- _REQUEST_
Write out each line from the data below that includes the word "years".

- _EXTRACTED INFORMATION_
== == ==
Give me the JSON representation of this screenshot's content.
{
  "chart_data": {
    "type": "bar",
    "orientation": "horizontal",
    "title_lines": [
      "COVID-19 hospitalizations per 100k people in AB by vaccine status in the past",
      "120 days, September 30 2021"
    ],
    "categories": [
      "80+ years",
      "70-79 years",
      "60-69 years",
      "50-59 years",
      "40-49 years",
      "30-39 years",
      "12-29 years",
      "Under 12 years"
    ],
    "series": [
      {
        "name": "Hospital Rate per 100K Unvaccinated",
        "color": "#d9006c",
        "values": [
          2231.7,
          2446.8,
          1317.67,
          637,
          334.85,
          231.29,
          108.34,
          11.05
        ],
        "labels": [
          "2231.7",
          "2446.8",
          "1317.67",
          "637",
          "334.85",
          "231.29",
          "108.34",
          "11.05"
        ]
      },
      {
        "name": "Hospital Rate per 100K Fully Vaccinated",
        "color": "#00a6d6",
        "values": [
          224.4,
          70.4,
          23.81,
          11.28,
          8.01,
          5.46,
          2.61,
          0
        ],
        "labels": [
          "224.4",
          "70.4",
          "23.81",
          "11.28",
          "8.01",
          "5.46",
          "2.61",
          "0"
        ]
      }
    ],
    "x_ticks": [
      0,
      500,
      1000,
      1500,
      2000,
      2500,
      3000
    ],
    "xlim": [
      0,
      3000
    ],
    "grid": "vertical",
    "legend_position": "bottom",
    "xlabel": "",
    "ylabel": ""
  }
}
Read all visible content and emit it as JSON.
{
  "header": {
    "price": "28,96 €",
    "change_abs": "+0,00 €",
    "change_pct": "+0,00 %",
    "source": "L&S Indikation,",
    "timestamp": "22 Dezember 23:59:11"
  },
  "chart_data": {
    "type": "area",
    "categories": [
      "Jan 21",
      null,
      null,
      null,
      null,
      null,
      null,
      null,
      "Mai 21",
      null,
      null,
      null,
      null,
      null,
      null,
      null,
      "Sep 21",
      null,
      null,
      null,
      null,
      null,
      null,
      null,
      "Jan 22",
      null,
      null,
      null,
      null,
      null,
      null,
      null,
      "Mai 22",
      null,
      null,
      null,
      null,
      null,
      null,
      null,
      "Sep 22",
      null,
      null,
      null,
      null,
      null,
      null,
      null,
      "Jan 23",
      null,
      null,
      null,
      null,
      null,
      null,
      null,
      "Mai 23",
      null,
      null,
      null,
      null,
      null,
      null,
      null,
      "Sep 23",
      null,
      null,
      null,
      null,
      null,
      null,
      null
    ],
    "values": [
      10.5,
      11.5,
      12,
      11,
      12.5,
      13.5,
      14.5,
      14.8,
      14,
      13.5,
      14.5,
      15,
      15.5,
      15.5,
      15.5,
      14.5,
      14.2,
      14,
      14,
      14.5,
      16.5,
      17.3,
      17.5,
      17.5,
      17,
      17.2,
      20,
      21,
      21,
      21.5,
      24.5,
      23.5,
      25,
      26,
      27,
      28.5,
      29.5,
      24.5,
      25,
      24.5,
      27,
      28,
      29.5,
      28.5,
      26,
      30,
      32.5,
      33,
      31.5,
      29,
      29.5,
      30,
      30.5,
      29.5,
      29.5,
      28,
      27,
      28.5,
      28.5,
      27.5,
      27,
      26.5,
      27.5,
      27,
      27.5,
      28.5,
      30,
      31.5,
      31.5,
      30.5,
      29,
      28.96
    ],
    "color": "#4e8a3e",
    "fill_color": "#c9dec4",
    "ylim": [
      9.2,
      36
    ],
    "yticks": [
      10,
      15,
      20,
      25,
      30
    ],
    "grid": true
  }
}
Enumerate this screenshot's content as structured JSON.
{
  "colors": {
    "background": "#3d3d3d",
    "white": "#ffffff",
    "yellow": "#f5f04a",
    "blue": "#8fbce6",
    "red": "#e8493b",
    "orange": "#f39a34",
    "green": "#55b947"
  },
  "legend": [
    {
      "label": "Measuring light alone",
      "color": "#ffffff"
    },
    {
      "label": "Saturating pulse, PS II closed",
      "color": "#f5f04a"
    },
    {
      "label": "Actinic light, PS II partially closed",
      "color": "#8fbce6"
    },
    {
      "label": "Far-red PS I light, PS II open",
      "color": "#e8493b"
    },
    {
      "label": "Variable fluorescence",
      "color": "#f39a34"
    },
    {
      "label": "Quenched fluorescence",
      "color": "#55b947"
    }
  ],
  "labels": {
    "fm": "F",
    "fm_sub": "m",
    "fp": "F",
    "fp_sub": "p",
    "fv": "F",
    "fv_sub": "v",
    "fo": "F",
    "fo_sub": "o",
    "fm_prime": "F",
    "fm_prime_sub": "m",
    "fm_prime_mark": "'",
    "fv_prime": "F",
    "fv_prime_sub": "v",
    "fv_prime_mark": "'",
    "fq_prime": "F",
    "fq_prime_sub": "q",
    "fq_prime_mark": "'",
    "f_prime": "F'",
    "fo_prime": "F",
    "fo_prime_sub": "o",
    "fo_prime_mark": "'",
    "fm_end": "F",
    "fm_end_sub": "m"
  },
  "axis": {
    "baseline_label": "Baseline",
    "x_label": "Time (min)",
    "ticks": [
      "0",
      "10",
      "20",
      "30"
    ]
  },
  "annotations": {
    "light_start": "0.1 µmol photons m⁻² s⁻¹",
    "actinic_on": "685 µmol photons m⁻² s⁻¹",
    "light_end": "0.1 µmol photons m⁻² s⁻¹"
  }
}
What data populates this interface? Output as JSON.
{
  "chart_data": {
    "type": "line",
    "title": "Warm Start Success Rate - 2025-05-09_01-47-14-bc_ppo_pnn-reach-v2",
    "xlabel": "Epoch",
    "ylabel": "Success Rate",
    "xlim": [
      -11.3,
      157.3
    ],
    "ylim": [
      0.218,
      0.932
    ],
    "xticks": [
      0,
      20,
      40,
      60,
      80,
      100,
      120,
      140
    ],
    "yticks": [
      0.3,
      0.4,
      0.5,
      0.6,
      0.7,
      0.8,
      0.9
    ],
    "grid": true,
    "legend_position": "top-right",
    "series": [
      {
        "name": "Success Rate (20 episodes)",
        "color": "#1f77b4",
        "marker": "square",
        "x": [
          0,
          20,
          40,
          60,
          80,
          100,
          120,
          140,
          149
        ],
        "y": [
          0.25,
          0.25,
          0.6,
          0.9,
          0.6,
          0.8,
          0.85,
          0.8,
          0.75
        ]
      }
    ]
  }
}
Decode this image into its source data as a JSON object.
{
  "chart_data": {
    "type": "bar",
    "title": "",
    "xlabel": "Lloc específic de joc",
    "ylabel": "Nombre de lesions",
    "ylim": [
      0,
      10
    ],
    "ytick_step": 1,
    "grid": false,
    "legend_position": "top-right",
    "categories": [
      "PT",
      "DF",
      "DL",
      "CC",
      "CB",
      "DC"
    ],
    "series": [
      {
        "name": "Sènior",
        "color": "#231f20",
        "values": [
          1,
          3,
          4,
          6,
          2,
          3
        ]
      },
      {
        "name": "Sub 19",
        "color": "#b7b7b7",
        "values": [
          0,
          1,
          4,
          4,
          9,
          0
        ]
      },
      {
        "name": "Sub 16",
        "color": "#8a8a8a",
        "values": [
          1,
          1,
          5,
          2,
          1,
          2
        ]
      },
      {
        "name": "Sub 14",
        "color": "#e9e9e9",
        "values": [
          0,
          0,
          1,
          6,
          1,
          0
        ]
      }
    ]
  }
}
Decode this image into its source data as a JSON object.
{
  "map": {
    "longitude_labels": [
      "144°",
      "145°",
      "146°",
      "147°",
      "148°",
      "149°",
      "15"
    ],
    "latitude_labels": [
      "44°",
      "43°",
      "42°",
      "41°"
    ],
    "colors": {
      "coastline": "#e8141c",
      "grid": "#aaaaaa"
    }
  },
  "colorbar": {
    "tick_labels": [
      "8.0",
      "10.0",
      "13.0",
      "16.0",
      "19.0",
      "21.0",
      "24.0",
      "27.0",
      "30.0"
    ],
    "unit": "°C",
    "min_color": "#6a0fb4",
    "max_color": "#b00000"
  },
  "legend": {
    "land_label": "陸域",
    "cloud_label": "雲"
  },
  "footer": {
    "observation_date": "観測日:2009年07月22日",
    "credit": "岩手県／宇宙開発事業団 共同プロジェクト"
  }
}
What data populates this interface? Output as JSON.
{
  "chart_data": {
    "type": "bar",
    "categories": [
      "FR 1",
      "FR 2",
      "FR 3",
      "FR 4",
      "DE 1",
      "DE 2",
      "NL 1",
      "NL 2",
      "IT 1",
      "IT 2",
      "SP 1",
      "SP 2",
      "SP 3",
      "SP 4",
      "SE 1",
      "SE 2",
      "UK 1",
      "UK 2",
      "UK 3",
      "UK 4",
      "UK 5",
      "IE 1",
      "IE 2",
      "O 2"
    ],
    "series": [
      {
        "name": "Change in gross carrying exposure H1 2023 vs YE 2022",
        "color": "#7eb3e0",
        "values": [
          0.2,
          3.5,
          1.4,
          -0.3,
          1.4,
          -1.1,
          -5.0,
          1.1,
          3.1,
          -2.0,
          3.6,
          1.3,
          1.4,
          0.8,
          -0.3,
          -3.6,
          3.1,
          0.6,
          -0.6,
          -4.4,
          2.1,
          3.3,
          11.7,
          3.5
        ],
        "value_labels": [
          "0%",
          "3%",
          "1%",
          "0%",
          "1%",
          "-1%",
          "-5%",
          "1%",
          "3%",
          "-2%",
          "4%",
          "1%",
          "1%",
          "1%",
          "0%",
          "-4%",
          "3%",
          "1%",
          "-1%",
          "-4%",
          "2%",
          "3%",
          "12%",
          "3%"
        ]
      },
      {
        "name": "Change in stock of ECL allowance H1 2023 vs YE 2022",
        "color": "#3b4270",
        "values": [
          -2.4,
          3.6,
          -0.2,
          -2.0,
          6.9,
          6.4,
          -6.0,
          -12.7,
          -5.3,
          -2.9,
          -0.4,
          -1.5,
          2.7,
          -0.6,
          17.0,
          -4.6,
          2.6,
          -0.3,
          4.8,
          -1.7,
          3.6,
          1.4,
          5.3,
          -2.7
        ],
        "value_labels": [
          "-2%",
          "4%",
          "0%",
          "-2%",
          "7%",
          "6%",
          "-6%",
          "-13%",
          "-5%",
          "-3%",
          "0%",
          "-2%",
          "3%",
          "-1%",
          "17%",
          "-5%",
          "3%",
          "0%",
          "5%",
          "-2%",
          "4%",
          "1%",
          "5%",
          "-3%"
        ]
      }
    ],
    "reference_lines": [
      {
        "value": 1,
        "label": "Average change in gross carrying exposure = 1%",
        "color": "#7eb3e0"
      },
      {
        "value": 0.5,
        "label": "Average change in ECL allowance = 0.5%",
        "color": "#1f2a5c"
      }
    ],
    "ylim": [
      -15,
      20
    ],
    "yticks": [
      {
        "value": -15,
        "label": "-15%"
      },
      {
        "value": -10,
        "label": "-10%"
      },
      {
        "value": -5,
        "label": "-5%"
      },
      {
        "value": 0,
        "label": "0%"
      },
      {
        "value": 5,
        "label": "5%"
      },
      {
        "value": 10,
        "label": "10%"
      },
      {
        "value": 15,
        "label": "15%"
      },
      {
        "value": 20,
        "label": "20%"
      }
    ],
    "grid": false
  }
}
== == ==
- _EXERCISE RESPONSE_
      "80+ years",
      "70-79 years",
      "60-69 years",
      "50-59 years",
      "40-49 years",
      "30-39 years",
      "12-29 years",
      "Under 12 years"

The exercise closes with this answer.